[Stored data]
· · · ·

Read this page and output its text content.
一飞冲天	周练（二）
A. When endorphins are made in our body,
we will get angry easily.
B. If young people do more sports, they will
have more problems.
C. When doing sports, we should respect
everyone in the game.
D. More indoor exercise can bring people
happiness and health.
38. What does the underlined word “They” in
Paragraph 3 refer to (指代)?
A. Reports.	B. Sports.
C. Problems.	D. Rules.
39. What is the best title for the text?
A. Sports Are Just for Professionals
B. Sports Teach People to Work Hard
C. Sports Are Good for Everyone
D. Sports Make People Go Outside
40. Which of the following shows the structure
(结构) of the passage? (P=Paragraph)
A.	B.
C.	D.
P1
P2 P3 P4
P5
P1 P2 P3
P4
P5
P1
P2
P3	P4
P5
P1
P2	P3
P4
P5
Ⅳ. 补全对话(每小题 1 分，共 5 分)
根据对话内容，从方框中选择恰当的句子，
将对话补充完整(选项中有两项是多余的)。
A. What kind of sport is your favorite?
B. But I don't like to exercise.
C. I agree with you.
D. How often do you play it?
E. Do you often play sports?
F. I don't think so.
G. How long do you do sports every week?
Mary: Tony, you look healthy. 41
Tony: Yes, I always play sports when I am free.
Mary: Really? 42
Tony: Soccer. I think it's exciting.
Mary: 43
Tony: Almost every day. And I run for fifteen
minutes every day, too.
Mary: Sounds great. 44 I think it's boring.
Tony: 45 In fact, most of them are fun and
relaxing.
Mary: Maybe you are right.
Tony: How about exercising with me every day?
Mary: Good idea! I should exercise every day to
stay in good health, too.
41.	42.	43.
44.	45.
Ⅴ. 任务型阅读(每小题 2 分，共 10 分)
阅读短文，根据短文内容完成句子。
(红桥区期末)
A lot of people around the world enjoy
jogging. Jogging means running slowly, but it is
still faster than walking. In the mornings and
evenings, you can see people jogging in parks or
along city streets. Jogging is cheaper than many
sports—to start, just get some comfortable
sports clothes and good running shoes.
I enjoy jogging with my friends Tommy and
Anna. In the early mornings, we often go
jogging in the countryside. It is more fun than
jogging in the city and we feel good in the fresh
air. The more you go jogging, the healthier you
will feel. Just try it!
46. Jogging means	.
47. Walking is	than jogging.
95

· · · ·

INSTRUCTIONS FOR THE TASK. Print the material once more, exactly.

EXERCISE OUTPUT.
Read this page and output its text content.
一飞冲天	周练（二）
A. When endorphins are made in our body,
we will get angry easily.
B. If young people do more sports, they will
have more problems.
C. When doing sports, we should respect
everyone in the game.
D. More indoor exercise can bring people
happiness and health.
38. What does the underlined word “They” in
Paragraph 3 refer to (指代)?
A. Reports.	B. Sports.
C. Problems.	D. Rules.
39. What is the best title for the text?
A. Sports Are Just for Professionals
B. Sports Teach People to Work Hard
C. Sports Are Good for Everyone
D. Sports Make People Go Outside
40. Which of the following shows the structure
(结构) of the passage? (P=Paragraph)
A.	B.
C.	D.
P1
P2 P3 P4
P5
P1 P2 P3
P4
P5
P1
P2
P3	P4
P5
P1
P2	P3
P4
P5
Ⅳ. 补全对话(每小题 1 分，共 5 分)
根据对话内容，从方框中选择恰当的句子，
将对话补充完整(选项中有两项是多余的)。
A. What kind of sport is your favorite?
B. But I don't like to exercise.
C. I agree with you.
D. How often do you play it?
E. Do you often play sports?
F. I don't think so.
G. How long do you do sports every week?
Mary: Tony, you look healthy. 41
Tony: Yes, I always play sports when I am free.
Mary: Really? 42
Tony: Soccer. I think it's exciting.
Mary: 43
Tony: Almost every day. And I run for fifteen
minutes every day, too.
Mary: Sounds great. 44 I think it's boring.
Tony: 45 In fact, most of them are fun and
relaxing.
Mary: Maybe you are right.
Tony: How about exercising with me every day?
Mary: Good idea! I should exercise every day to
stay in good health, too.
41.	42.	43.
44.	45.
Ⅴ. 任务型阅读(每小题 2 分，共 10 分)
阅读短文，根据短文内容完成句子。
(红桥区期末)
A lot of people around the world enjoy
jogging. Jogging means running slowly, but it is
still faster than walking. In the mornings and
evenings, you can see people jogging in parks or
along city streets. Jogging is cheaper than many
sports—to start, just get some comfortable
sports clothes and good running shoes.
I enjoy jogging with my friends Tommy and
Anna. In the early mornings, we often go
jogging in the countryside. It is more fun than
jogging in the city and we feel good in the fresh
air. The more you go jogging, the healthier you
will feel. Just try it!
46. Jogging means	.
47. Walking is	than jogging.
95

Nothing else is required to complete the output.